→ INSTRUÇÃO DE TRABALHO 1
De acordo com o texto sobre a CNE, em que período os partidos puderam apresentar as suas candidaturas?
→ INSTRUÇÃO DE TRABALHO 2
Extraia do texto sobre a CNE tudo o que vai desde "Há quem diz" até "não serão assim.".

→ TEXTO PARA ANÁLISE
------------------------
Thursday, 24 September 2009

Batota na CNE?



Há quem diz que a política é um jogo. Secundo e digo mais: é um jogo de batota, onde ganha quem domina a arte de lu­dibriar. Os políticos, em campanha eleitoral, vendem expec­tativas procurando atingir o seu eleitorado em todos os seus pontos fracos. Até os “mais conscientes” são atingidos. Enfim, está longe o dia em que as coisas não serão assim.
Já quando se fala de Comissão Nacional de Eleições (CNE) é inaceitável a ideia de ver qualquer que seja o jogo. Até porque se trata de um órgão do Estado que se presume ser independente e imparcial na supervisão dos actos eleitorais. Regida apenas pelas Constituição e leis, a CNEdeve ser independente de todos os poderes públicos e, no rol das suas competências, deve assegurar a igualdade de tratamento dos cidadãos em todos os actos do processo eleitoral. Porém, os capítulos passados da novela política que os anos eleitorais sempre nos proporcionam suscitam dúvidas relativas à natureza, competên­cia,(...) desta instituição. Ora vejamos:
Os partidos tiveram o período de 1 de Junho a 29 de Julho para a apresentação das suas candidaturas. Ok, assim proce­deram. O número 1 do artigo 173 da Lei 7/2007 diz que terminado o prazo para a apresentação de listas, o presidente da CNEmanda afixar cópias, à porta da CNE. Que eu me lembre, isto não acon­teceu. O número 2 do mesmo artigo diz que, nos oito dias subsequentes ao termo do prazo de apresentação de candida­turas, a CNEverifica a regularidade do processo, autenticidade dos documentos que o integram e a ilegibilidade dos can­didatos. Quando identificada alguma irregularidade, os artigo 174 e 175 apon­tam para mecanismos de substituição. A CNEgarante ter feito, mas os partidos dizem o contrário, e mais uma área de penumbra emerge entre um intervalo e outro, visto que que as provas não con­vencem os (tel)espectadores.
------------------------
→ EXTRATO DE DADOS

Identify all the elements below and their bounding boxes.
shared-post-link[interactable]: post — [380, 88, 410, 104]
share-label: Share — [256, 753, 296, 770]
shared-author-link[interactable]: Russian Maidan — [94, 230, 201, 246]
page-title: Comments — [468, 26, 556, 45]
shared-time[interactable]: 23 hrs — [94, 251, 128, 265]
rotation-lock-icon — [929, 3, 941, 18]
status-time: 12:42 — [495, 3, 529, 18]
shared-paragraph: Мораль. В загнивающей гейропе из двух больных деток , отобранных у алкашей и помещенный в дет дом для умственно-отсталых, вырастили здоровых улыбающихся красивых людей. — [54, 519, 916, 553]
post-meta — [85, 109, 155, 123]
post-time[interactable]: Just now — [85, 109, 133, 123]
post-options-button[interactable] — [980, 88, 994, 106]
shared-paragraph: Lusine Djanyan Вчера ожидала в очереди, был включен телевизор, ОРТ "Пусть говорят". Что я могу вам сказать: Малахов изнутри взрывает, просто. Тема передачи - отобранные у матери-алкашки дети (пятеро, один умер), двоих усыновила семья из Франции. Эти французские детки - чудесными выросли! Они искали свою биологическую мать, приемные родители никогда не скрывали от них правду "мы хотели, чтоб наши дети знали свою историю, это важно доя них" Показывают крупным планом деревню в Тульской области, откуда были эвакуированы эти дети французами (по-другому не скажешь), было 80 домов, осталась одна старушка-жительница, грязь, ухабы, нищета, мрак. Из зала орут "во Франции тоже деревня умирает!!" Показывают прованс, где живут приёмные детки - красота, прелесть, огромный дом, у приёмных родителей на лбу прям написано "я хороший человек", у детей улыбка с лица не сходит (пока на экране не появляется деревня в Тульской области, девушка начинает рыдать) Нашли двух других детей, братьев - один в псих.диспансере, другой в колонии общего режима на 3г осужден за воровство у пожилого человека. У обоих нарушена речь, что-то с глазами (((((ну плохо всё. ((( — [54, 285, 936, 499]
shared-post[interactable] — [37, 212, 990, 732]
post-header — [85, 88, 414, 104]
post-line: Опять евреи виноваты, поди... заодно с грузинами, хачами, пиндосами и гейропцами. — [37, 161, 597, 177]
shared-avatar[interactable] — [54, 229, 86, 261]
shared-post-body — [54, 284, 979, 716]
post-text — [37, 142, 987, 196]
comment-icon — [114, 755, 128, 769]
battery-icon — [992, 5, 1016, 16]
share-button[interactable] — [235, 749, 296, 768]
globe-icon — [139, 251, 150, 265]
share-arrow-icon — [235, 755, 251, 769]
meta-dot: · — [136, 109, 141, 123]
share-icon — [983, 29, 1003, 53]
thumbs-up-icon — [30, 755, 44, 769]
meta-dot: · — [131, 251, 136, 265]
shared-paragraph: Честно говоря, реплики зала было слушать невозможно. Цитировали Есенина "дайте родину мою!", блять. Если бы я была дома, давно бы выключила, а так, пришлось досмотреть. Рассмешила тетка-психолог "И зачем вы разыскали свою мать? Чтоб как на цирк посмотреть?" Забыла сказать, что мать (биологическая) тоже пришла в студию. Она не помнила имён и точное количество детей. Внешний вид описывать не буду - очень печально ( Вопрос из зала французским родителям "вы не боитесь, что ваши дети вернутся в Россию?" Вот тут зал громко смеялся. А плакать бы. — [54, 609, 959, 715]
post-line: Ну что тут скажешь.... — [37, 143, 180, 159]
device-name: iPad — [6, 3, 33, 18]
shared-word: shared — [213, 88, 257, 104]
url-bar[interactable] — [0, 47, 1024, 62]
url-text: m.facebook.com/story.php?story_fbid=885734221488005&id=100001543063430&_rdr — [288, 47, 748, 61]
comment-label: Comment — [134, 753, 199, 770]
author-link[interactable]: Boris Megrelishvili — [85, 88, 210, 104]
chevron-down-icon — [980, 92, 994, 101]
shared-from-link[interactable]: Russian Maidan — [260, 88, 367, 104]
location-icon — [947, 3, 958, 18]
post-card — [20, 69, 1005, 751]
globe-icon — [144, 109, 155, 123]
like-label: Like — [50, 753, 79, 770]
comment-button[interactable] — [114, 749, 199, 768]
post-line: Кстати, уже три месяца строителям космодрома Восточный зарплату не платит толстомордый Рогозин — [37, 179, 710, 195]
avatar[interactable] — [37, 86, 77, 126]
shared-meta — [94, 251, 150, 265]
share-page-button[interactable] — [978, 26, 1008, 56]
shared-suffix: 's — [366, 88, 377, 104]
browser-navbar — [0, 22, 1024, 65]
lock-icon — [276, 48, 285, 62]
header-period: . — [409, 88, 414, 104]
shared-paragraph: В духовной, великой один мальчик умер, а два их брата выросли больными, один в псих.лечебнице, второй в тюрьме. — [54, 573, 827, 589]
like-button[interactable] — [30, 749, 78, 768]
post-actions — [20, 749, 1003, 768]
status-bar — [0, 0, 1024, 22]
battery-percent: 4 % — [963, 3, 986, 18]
------------------------
→ SOLUÇÃO DO EXERCÍCIO 1
De 1 de Junho a 29 de Julho.

→ SOLUÇÃO DO EXERCÍCIO 2
Há quem diz que a política é um jogo. Secundo e digo mais: é um jogo de batota, onde ganha quem domina a arte de lu­dibriar. Os políticos, em campanha eleitoral, vendem expec­tativas procurando atingir o seu eleitorado em todos os seus pontos fracos. Até os “mais conscientes” são atingidos. Enfim, está longe o dia em que as coisas não serão assim.